[Dataset items]

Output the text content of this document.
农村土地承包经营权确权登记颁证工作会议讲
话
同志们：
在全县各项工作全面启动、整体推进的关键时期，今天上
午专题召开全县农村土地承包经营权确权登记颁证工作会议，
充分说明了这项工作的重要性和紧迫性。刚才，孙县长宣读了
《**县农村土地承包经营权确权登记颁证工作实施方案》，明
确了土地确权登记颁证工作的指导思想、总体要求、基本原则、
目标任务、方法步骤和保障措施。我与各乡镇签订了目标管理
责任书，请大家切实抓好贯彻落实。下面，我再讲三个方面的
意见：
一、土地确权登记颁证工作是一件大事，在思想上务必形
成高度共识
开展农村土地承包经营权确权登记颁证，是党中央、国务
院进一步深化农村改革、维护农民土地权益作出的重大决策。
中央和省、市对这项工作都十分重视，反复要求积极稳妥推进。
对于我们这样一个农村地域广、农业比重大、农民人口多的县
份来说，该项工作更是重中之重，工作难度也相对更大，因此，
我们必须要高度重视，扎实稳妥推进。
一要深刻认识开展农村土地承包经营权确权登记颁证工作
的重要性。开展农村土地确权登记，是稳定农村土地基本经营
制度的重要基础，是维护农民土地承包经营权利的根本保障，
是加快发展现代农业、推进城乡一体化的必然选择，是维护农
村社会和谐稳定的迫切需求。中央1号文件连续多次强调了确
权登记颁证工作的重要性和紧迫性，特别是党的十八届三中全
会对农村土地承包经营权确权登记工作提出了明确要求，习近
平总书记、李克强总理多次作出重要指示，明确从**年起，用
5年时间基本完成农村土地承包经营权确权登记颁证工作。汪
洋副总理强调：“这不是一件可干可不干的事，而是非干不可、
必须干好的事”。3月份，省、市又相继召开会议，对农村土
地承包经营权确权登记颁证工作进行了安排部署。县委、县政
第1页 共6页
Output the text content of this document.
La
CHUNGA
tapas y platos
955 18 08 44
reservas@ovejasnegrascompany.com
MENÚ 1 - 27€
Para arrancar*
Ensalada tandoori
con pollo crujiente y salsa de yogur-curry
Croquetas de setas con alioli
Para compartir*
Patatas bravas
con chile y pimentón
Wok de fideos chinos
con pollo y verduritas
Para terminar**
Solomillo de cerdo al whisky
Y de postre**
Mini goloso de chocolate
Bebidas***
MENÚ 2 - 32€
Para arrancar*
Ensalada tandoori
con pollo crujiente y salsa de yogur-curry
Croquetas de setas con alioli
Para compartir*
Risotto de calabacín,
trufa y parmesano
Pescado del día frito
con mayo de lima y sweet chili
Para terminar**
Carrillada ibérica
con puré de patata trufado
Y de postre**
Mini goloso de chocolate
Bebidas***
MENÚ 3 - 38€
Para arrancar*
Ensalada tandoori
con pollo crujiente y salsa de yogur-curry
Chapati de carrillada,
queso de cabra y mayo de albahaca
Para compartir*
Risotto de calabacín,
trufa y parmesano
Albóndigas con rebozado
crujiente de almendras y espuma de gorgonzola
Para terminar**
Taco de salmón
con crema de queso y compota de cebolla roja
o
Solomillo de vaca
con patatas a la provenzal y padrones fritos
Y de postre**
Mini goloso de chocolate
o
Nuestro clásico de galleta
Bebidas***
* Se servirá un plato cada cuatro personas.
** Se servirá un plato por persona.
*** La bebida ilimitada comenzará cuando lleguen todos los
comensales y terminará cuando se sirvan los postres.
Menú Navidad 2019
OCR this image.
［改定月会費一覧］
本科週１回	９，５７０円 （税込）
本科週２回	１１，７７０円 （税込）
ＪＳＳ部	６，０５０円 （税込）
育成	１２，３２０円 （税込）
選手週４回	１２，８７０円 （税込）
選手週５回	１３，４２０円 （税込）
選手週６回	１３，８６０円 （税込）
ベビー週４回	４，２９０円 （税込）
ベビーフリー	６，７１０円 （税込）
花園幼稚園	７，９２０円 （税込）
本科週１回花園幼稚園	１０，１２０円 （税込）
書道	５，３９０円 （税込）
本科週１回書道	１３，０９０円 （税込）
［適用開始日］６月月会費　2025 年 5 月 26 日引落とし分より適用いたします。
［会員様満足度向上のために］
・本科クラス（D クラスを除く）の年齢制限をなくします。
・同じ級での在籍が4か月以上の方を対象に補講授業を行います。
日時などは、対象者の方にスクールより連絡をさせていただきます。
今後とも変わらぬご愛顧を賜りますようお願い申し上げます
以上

* **Set task**: Each line of the material must be restated exactly.

* **Reply to the exercise**:
Output the text content of this document.
农村土地承包经营权确权登记颁证工作会议讲
话
同志们：
在全县各项工作全面启动、整体推进的关键时期，今天上
午专题召开全县农村土地承包经营权确权登记颁证工作会议，
充分说明了这项工作的重要性和紧迫性。刚才，孙县长宣读了
《**县农村土地承包经营权确权登记颁证工作实施方案》，明
确了土地确权登记颁证工作的指导思想、总体要求、基本原则、
目标任务、方法步骤和保障措施。我与各乡镇签订了目标管理
责任书，请大家切实抓好贯彻落实。下面，我再讲三个方面的
意见：
一、土地确权登记颁证工作是一件大事，在思想上务必形
成高度共识
开展农村土地承包经营权确权登记颁证，是党中央、国务
院进一步深化农村改革、维护农民土地权益作出的重大决策。
中央和省、市对这项工作都十分重视，反复要求积极稳妥推进。
对于我们这样一个农村地域广、农业比重大、农民人口多的县
份来说，该项工作更是重中之重，工作难度也相对更大，因此，
我们必须要高度重视，扎实稳妥推进。
一要深刻认识开展农村土地承包经营权确权登记颁证工作
的重要性。开展农村土地确权登记，是稳定农村土地基本经营
制度的重要基础，是维护农民土地承包经营权利的根本保障，
是加快发展现代农业、推进城乡一体化的必然选择，是维护农
村社会和谐稳定的迫切需求。中央1号文件连续多次强调了确
权登记颁证工作的重要性和紧迫性，特别是党的十八届三中全
会对农村土地承包经营权确权登记工作提出了明确要求，习近
平总书记、李克强总理多次作出重要指示，明确从**年起，用
5年时间基本完成农村土地承包经营权确权登记颁证工作。汪
洋副总理强调：“这不是一件可干可不干的事，而是非干不可、
必须干好的事”。3月份，省、市又相继召开会议，对农村土
地承包经营权确权登记颁证工作进行了安排部署。县委、县政
第1页 共6页
Output the text content of this document.
La
CHUNGA
tapas y platos
955 18 08 44
reservas@ovejasnegrascompany.com
MENÚ 1 - 27€
Para arrancar*
Ensalada tandoori
con pollo crujiente y salsa de yogur-curry
Croquetas de setas con alioli
Para compartir*
Patatas bravas
con chile y pimentón
Wok de fideos chinos
con pollo y verduritas
Para terminar**
Solomillo de cerdo al whisky
Y de postre**
Mini goloso de chocolate
Bebidas***
MENÚ 2 - 32€
Para arrancar*
Ensalada tandoori
con pollo crujiente y salsa de yogur-curry
Croquetas de setas con alioli
Para compartir*
Risotto de calabacín,
trufa y parmesano
Pescado del día frito
con mayo de lima y sweet chili
Para terminar**
Carrillada ibérica
con puré de patata trufado
Y de postre**
Mini goloso de chocolate
Bebidas***
MENÚ 3 - 38€
Para arrancar*
Ensalada tandoori
con pollo crujiente y salsa de yogur-curry
Chapati de carrillada,
queso de cabra y mayo de albahaca
Para compartir*
Risotto de calabacín,
trufa y parmesano
Albóndigas con rebozado
crujiente de almendras y espuma de gorgonzola
Para terminar**
Taco de salmón
con crema de queso y compota de cebolla roja
o
Solomillo de vaca
con patatas a la provenzal y padrones fritos
Y de postre**
Mini goloso de chocolate
o
Nuestro clásico de galleta
Bebidas***
* Se servirá un plato cada cuatro personas.
** Se servirá un plato por persona.
*** La bebida ilimitada comenzará cuando lleguen todos los
comensales y terminará cuando se sirvan los postres.
Menú Navidad 2019
OCR this image.
［改定月会費一覧］
本科週１回	９，５７０円 （税込）
本科週２回	１１，７７０円 （税込）
ＪＳＳ部	６，０５０円 （税込）
育成	１２，３２０円 （税込）
選手週４回	１２，８７０円 （税込）
選手週５回	１３，４２０円 （税込）
選手週６回	１３，８６０円 （税込）
ベビー週４回	４，２９０円 （税込）
ベビーフリー	６，７１０円 （税込）
花園幼稚園	７，９２０円 （税込）
本科週１回花園幼稚園	１０，１２０円 （税込）
書道	５，３９０円 （税込）
本科週１回書道	１３，０９０円 （税込）
［適用開始日］６月月会費　2025 年 5 月 26 日引落とし分より適用いたします。
［会員様満足度向上のために］
・本科クラス（D クラスを除く）の年齢制限をなくします。
・同じ級での在籍が4か月以上の方を対象に補講授業を行います。
日時などは、対象者の方にスクールより連絡をさせていただきます。
今後とも変わらぬご愛顧を賜りますようお願い申し上げます
以上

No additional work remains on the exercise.